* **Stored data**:
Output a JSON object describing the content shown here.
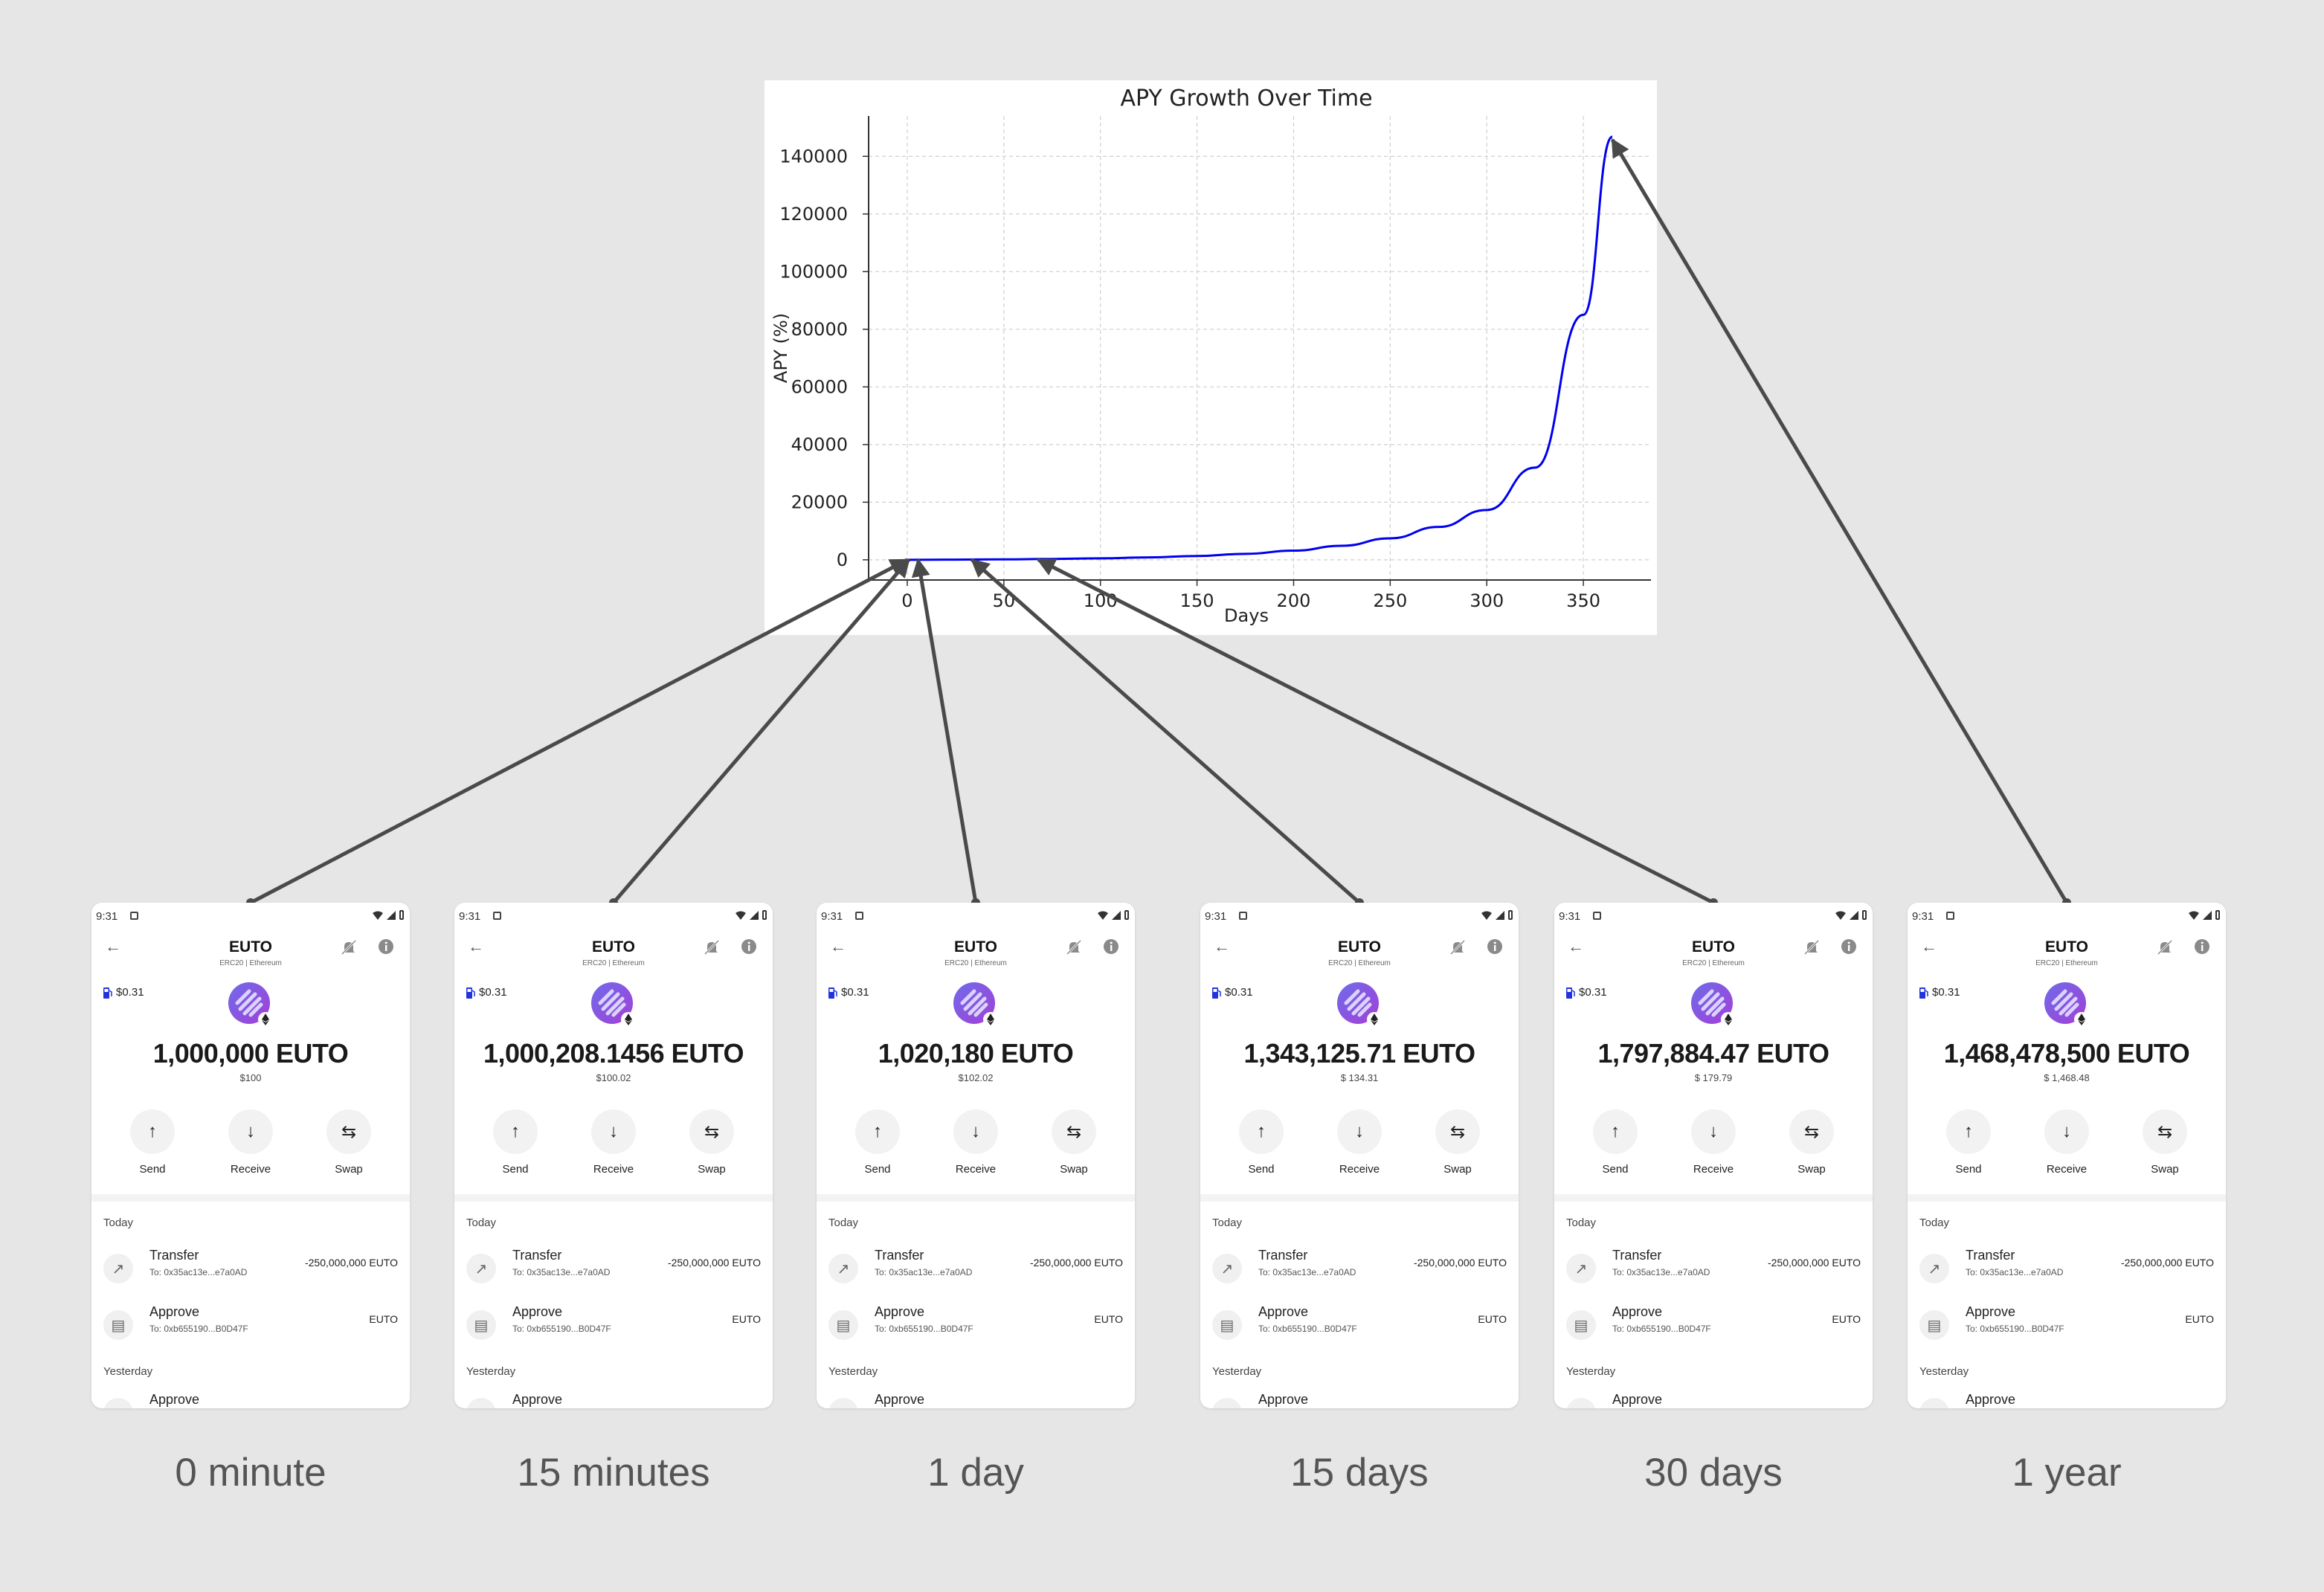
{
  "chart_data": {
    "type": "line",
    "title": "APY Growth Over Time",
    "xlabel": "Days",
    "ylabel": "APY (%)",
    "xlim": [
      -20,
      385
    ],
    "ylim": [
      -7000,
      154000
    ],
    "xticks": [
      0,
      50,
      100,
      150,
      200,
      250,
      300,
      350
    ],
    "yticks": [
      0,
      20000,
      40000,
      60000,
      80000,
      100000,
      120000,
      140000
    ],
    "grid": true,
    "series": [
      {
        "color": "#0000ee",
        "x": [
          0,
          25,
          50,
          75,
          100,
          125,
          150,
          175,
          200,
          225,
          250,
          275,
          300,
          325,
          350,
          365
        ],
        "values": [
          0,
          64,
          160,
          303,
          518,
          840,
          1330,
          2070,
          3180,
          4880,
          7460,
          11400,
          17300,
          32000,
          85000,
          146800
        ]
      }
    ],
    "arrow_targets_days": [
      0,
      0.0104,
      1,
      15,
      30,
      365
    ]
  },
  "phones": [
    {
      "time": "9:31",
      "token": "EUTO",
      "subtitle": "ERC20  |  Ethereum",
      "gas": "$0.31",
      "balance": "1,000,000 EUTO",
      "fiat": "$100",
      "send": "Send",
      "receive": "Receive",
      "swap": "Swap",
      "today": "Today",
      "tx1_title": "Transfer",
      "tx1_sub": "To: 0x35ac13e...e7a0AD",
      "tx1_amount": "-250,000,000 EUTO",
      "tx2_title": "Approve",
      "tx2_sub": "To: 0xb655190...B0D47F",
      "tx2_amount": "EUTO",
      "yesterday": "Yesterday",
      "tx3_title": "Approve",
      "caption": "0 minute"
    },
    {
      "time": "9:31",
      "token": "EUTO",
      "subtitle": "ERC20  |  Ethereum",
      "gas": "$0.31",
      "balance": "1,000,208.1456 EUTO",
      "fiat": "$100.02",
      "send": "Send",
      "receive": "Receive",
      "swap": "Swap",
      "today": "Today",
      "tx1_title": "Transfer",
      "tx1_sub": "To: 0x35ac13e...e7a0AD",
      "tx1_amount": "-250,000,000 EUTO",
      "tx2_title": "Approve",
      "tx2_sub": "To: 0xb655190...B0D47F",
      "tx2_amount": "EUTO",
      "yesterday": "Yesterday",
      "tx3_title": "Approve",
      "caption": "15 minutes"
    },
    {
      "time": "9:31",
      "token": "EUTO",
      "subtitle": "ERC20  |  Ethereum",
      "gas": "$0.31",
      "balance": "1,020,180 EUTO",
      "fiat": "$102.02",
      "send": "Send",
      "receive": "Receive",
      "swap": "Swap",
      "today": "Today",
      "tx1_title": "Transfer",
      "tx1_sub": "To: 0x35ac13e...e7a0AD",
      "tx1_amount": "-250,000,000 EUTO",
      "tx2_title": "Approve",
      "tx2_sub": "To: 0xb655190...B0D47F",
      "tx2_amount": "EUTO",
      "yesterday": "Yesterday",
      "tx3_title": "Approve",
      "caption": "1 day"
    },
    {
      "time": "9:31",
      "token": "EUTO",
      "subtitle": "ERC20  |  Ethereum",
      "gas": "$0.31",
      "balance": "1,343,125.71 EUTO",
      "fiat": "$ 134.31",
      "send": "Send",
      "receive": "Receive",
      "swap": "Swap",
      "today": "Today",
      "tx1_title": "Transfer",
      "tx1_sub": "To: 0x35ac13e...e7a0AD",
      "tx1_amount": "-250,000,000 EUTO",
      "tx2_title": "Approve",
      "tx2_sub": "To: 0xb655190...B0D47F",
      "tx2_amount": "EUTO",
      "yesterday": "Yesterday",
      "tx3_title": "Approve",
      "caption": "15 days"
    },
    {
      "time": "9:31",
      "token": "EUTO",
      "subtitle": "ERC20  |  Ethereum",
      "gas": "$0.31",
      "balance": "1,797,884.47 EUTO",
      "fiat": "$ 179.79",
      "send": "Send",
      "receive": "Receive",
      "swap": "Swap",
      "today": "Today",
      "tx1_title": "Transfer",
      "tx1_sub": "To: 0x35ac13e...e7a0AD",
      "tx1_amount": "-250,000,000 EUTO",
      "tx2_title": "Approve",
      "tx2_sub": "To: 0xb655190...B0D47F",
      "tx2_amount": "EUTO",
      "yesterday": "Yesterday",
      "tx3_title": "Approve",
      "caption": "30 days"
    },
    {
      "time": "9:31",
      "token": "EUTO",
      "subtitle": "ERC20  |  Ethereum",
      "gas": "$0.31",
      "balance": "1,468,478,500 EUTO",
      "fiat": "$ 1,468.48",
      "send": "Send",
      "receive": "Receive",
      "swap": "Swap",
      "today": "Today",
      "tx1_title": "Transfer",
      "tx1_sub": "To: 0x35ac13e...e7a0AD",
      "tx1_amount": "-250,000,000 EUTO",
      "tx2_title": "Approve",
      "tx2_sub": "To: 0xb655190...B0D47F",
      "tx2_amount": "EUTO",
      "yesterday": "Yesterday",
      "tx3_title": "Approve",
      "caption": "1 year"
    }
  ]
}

* **Work to complete**:
Keep the pictures out and write out the records exactly.

* **Answer to the task**:
Output a JSON object describing the content shown here.
{
  "chart_data": {
    "type": "line",
    "title": "APY Growth Over Time",
    "xlabel": "Days",
    "ylabel": "APY (%)",
    "xlim": [
      -20,
      385
    ],
    "ylim": [
      -7000,
      154000
    ],
    "xticks": [
      0,
      50,
      100,
      150,
      200,
      250,
      300,
      350
    ],
    "yticks": [
      0,
      20000,
      40000,
      60000,
      80000,
      100000,
      120000,
      140000
    ],
    "grid": true,
    "series": [
      {
        "color": "#0000ee",
        "x": [
          0,
          25,
          50,
          75,
          100,
          125,
          150,
          175,
          200,
          225,
          250,
          275,
          300,
          325,
          350,
          365
        ],
        "values": [
          0,
          64,
          160,
          303,
          518,
          840,
          1330,
          2070,
          3180,
          4880,
          7460,
          11400,
          17300,
          32000,
          85000,
          146800
        ]
      }
    ],
    "arrow_targets_days": [
      0,
      0.0104,
      1,
      15,
      30,
      365
    ]
  },
  "phones": [
    {
      "time": "9:31",
      "token": "EUTO",
      "subtitle": "ERC20  |  Ethereum",
      "gas": "$0.31",
      "balance": "1,000,000 EUTO",
      "fiat": "$100",
      "send": "Send",
      "receive": "Receive",
      "swap": "Swap",
      "today": "Today",
      "tx1_title": "Transfer",
      "tx1_sub": "To: 0x35ac13e...e7a0AD",
      "tx1_amount": "-250,000,000 EUTO",
      "tx2_title": "Approve",
      "tx2_sub": "To: 0xb655190...B0D47F",
      "tx2_amount": "EUTO",
      "yesterday": "Yesterday",
      "tx3_title": "Approve",
      "caption": "0 minute"
    },
    {
      "time": "9:31",
      "token": "EUTO",
      "subtitle": "ERC20  |  Ethereum",
      "gas": "$0.31",
      "balance": "1,000,208.1456 EUTO",
      "fiat": "$100.02",
      "send": "Send",
      "receive": "Receive",
      "swap": "Swap",
      "today": "Today",
      "tx1_title": "Transfer",
      "tx1_sub": "To: 0x35ac13e...e7a0AD",
      "tx1_amount": "-250,000,000 EUTO",
      "tx2_title": "Approve",
      "tx2_sub": "To: 0xb655190...B0D47F",
      "tx2_amount": "EUTO",
      "yesterday": "Yesterday",
      "tx3_title": "Approve",
      "caption": "15 minutes"
    },
    {
      "time": "9:31",
      "token": "EUTO",
      "subtitle": "ERC20  |  Ethereum",
      "gas": "$0.31",
      "balance": "1,020,180 EUTO",
      "fiat": "$102.02",
      "send": "Send",
      "receive": "Receive",
      "swap": "Swap",
      "today": "Today",
      "tx1_title": "Transfer",
      "tx1_sub": "To: 0x35ac13e...e7a0AD",
      "tx1_amount": "-250,000,000 EUTO",
      "tx2_title": "Approve",
      "tx2_sub": "To: 0xb655190...B0D47F",
      "tx2_amount": "EUTO",
      "yesterday": "Yesterday",
      "tx3_title": "Approve",
      "caption": "1 day"
    },
    {
      "time": "9:31",
      "token": "EUTO",
      "subtitle": "ERC20  |  Ethereum",
      "gas": "$0.31",
      "balance": "1,343,125.71 EUTO",
      "fiat": "$ 134.31",
      "send": "Send",
      "receive": "Receive",
      "swap": "Swap",
      "today": "Today",
      "tx1_title": "Transfer",
      "tx1_sub": "To: 0x35ac13e...e7a0AD",
      "tx1_amount": "-250,000,000 EUTO",
      "tx2_title": "Approve",
      "tx2_sub": "To: 0xb655190...B0D47F",
      "tx2_amount": "EUTO",
      "yesterday": "Yesterday",
      "tx3_title": "Approve",
      "caption": "15 days"
    },
    {
      "time": "9:31",
      "token": "EUTO",
      "subtitle": "ERC20  |  Ethereum",
      "gas": "$0.31",
      "balance": "1,797,884.47 EUTO",
      "fiat": "$ 179.79",
      "send": "Send",
      "receive": "Receive",
      "swap": "Swap",
      "today": "Today",
      "tx1_title": "Transfer",
      "tx1_sub": "To: 0x35ac13e...e7a0AD",
      "tx1_amount": "-250,000,000 EUTO",
      "tx2_title": "Approve",
      "tx2_sub": "To: 0xb655190...B0D47F",
      "tx2_amount": "EUTO",
      "yesterday": "Yesterday",
      "tx3_title": "Approve",
      "caption": "30 days"
    },
    {
      "time": "9:31",
      "token": "EUTO",
      "subtitle": "ERC20  |  Ethereum",
      "gas": "$0.31",
      "balance": "1,468,478,500 EUTO",
      "fiat": "$ 1,468.48",
      "send": "Send",
      "receive": "Receive",
      "swap": "Swap",
      "today": "Today",
      "tx1_title": "Transfer",
      "tx1_sub": "To: 0x35ac13e...e7a0AD",
      "tx1_amount": "-250,000,000 EUTO",
      "tx2_title": "Approve",
      "tx2_sub": "To: 0xb655190...B0D47F",
      "tx2_amount": "EUTO",
      "yesterday": "Yesterday",
      "tx3_title": "Approve",
      "caption": "1 year"
    }
  ]
}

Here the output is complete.